*Work instructions*: Print the listing that follows, character for character.

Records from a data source
######
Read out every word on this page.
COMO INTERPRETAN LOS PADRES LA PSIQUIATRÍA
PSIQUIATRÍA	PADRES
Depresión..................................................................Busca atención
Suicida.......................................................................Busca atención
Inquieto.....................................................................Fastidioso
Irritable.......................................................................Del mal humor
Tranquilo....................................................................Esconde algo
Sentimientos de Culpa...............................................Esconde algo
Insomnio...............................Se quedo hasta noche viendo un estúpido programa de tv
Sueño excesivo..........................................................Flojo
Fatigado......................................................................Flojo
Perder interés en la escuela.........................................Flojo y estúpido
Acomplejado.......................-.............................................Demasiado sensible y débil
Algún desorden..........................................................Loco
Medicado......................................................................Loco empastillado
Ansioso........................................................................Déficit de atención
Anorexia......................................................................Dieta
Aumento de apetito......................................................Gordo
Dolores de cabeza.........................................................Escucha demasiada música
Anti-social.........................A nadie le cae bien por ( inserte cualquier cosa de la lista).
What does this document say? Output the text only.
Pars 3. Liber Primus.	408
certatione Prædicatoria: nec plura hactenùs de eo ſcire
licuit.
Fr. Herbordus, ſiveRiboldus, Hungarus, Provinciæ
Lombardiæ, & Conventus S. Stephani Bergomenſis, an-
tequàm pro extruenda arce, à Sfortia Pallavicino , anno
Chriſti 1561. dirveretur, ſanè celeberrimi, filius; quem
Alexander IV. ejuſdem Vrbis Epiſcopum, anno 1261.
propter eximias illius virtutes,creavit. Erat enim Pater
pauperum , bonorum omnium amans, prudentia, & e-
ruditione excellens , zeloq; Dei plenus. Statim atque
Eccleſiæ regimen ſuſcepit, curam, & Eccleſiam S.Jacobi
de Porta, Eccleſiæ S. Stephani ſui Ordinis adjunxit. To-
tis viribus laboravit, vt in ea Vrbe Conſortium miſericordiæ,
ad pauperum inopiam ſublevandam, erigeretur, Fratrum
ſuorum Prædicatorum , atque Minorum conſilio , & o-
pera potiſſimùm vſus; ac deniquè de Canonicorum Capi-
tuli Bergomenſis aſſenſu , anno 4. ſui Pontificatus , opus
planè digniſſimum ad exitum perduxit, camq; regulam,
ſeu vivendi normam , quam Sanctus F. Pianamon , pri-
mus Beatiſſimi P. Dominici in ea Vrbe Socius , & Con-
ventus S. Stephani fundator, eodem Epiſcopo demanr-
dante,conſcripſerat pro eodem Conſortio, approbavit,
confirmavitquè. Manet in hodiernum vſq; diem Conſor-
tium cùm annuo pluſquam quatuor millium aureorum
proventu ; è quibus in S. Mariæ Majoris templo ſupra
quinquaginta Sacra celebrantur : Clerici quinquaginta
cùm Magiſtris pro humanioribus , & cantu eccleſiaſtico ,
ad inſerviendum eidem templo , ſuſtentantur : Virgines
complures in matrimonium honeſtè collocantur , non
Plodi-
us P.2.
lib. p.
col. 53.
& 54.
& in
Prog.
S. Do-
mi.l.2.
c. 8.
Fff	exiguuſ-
######
*Output below*:
Read out every word on this page.
COMO INTERPRETAN LOS PADRES LA PSIQUIATRÍA
PSIQUIATRÍA	PADRES
Depresión..................................................................Busca atención
Suicida.......................................................................Busca atención
Inquieto.....................................................................Fastidioso
Irritable.......................................................................Del mal humor
Tranquilo....................................................................Esconde algo
Sentimientos de Culpa...............................................Esconde algo
Insomnio...............................Se quedo hasta noche viendo un estúpido programa de tv
Sueño excesivo..........................................................Flojo
Fatigado......................................................................Flojo
Perder interés en la escuela.........................................Flojo y estúpido
Acomplejado.......................-.............................................Demasiado sensible y débil
Algún desorden..........................................................Loco
Medicado......................................................................Loco empastillado
Ansioso........................................................................Déficit de atención
Anorexia......................................................................Dieta
Aumento de apetito......................................................Gordo
Dolores de cabeza.........................................................Escucha demasiada música
Anti-social.........................A nadie le cae bien por ( inserte cualquier cosa de la lista).
What does this document say? Output the text only.
Pars 3. Liber Primus.	408
certatione Prædicatoria: nec plura hactenùs de eo ſcire
licuit.
Fr. Herbordus, ſiveRiboldus, Hungarus, Provinciæ
Lombardiæ, & Conventus S. Stephani Bergomenſis, an-
tequàm pro extruenda arce, à Sfortia Pallavicino , anno
Chriſti 1561. dirveretur, ſanè celeberrimi, filius; quem
Alexander IV. ejuſdem Vrbis Epiſcopum, anno 1261.
propter eximias illius virtutes,creavit. Erat enim Pater
pauperum , bonorum omnium amans, prudentia, & e-
ruditione excellens , zeloq; Dei plenus. Statim atque
Eccleſiæ regimen ſuſcepit, curam, & Eccleſiam S.Jacobi
de Porta, Eccleſiæ S. Stephani ſui Ordinis adjunxit. To-
tis viribus laboravit, vt in ea Vrbe Conſortium miſericordiæ,
ad pauperum inopiam ſublevandam, erigeretur, Fratrum
ſuorum Prædicatorum , atque Minorum conſilio , & o-
pera potiſſimùm vſus; ac deniquè de Canonicorum Capi-
tuli Bergomenſis aſſenſu , anno 4. ſui Pontificatus , opus
planè digniſſimum ad exitum perduxit, camq; regulam,
ſeu vivendi normam , quam Sanctus F. Pianamon , pri-
mus Beatiſſimi P. Dominici in ea Vrbe Socius , & Con-
ventus S. Stephani fundator, eodem Epiſcopo demanr-
dante,conſcripſerat pro eodem Conſortio, approbavit,
confirmavitquè. Manet in hodiernum vſq; diem Conſor-
tium cùm annuo pluſquam quatuor millium aureorum
proventu ; è quibus in S. Mariæ Majoris templo ſupra
quinquaginta Sacra celebrantur : Clerici quinquaginta
cùm Magiſtris pro humanioribus , & cantu eccleſiaſtico ,
ad inſerviendum eidem templo , ſuſtentantur : Virgines
complures in matrimonium honeſtè collocantur , non
Plodi-
us P.2.
lib. p.
col. 53.
& 54.
& in
Prog.
S. Do-
mi.l.2.
c. 8.
Fff	exiguuſ-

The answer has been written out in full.